• _DATA SUPPLIED_:
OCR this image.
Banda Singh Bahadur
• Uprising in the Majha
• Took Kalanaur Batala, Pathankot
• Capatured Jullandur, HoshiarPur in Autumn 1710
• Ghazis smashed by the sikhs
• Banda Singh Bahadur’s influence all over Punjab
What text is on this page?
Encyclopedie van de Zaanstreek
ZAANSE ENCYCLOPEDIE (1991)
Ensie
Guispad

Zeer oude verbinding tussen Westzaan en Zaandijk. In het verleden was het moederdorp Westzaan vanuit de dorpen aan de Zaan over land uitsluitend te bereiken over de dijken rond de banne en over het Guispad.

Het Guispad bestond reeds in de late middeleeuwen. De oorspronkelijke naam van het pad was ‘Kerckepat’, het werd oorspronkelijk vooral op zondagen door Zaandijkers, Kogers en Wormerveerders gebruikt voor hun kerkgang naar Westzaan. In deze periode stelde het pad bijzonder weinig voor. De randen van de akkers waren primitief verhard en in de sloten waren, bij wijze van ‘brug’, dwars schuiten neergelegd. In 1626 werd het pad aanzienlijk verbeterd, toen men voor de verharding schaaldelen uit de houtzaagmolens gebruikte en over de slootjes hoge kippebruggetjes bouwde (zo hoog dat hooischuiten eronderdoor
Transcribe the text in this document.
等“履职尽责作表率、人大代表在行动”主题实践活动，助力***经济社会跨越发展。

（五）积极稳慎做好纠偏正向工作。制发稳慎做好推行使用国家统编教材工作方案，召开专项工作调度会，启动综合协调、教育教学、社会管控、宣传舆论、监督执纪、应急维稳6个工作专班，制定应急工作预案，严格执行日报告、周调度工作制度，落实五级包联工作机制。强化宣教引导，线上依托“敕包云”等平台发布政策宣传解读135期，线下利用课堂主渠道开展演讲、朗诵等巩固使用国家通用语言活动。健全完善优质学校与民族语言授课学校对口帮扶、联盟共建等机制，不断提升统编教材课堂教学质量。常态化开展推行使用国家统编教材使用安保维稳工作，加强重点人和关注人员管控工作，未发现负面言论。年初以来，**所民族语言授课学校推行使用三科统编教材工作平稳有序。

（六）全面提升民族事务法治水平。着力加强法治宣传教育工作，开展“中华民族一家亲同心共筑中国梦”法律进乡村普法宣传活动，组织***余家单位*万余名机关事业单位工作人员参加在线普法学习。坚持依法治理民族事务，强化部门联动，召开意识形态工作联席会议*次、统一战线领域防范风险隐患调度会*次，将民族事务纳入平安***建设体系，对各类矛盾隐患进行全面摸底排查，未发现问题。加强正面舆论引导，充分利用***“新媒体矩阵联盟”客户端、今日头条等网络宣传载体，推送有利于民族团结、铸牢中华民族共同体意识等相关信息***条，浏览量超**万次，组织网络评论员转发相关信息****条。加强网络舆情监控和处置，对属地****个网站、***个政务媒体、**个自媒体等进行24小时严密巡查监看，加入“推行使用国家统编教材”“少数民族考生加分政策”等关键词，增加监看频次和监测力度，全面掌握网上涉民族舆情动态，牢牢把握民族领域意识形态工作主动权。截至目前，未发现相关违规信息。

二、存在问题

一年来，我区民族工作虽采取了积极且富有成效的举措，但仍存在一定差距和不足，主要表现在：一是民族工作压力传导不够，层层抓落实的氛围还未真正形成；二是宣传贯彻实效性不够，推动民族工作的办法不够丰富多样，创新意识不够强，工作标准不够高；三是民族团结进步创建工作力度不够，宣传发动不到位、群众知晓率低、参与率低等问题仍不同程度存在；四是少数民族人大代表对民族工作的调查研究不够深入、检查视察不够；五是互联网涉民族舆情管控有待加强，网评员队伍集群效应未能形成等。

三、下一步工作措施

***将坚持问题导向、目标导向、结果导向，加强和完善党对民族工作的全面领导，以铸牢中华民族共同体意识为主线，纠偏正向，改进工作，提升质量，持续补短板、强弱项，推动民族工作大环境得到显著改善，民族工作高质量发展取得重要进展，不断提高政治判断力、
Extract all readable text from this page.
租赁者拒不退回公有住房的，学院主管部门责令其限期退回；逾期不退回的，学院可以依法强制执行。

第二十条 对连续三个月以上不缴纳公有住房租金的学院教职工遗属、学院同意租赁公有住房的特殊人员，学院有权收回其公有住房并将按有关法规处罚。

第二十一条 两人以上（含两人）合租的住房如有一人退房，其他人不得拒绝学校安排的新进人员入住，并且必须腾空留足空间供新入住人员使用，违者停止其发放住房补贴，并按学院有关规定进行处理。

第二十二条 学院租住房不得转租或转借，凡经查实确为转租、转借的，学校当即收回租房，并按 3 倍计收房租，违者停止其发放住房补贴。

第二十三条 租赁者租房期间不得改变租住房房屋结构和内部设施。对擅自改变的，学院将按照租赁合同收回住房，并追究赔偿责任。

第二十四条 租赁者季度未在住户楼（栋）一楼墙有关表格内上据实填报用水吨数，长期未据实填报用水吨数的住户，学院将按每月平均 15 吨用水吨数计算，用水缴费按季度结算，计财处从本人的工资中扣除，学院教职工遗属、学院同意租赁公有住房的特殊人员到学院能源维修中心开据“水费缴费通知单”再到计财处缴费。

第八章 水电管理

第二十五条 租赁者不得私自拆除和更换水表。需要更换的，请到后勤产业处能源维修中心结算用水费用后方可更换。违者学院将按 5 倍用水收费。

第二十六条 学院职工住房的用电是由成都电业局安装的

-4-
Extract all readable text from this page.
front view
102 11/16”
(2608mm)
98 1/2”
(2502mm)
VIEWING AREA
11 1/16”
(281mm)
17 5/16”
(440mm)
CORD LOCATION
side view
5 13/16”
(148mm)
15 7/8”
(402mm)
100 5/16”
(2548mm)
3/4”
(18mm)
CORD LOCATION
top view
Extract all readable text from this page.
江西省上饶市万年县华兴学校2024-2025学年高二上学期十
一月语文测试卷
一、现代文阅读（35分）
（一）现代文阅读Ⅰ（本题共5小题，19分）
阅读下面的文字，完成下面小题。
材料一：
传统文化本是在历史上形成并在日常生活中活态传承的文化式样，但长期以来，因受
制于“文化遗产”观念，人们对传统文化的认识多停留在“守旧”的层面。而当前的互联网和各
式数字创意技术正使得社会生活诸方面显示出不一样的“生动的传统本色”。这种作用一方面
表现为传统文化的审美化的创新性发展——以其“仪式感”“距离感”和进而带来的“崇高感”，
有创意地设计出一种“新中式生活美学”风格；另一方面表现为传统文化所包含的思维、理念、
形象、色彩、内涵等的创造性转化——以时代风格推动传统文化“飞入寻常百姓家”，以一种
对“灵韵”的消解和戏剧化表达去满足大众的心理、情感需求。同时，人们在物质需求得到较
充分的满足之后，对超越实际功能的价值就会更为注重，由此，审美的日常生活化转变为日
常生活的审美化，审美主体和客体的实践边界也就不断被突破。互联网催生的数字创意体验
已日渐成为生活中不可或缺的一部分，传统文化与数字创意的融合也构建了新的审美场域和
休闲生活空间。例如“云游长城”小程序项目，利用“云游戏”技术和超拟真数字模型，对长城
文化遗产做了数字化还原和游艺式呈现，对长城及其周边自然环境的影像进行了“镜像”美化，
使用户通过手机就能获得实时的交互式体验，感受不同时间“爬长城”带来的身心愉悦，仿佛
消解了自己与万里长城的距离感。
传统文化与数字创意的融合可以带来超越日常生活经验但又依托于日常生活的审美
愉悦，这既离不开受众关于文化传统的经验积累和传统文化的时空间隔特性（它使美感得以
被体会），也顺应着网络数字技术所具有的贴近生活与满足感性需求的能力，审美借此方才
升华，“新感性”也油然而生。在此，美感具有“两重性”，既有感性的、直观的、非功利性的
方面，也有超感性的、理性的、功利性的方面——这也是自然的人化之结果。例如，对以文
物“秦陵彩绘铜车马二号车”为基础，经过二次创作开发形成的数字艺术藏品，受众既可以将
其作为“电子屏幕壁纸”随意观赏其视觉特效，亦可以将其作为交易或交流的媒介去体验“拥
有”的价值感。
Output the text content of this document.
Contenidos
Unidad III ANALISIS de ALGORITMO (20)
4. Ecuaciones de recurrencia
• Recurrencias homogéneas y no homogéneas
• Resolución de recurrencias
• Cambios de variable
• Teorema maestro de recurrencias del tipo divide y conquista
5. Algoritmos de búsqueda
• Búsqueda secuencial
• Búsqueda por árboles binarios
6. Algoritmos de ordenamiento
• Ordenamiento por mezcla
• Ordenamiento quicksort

• _SHORT PROBLEM_: Copy every line above in which the string "Algoritmos" shows up.

• _SOLUTION TO THE PROBLEM_:
5. Algoritmos de búsqueda
6. Algoritmos de ordenamiento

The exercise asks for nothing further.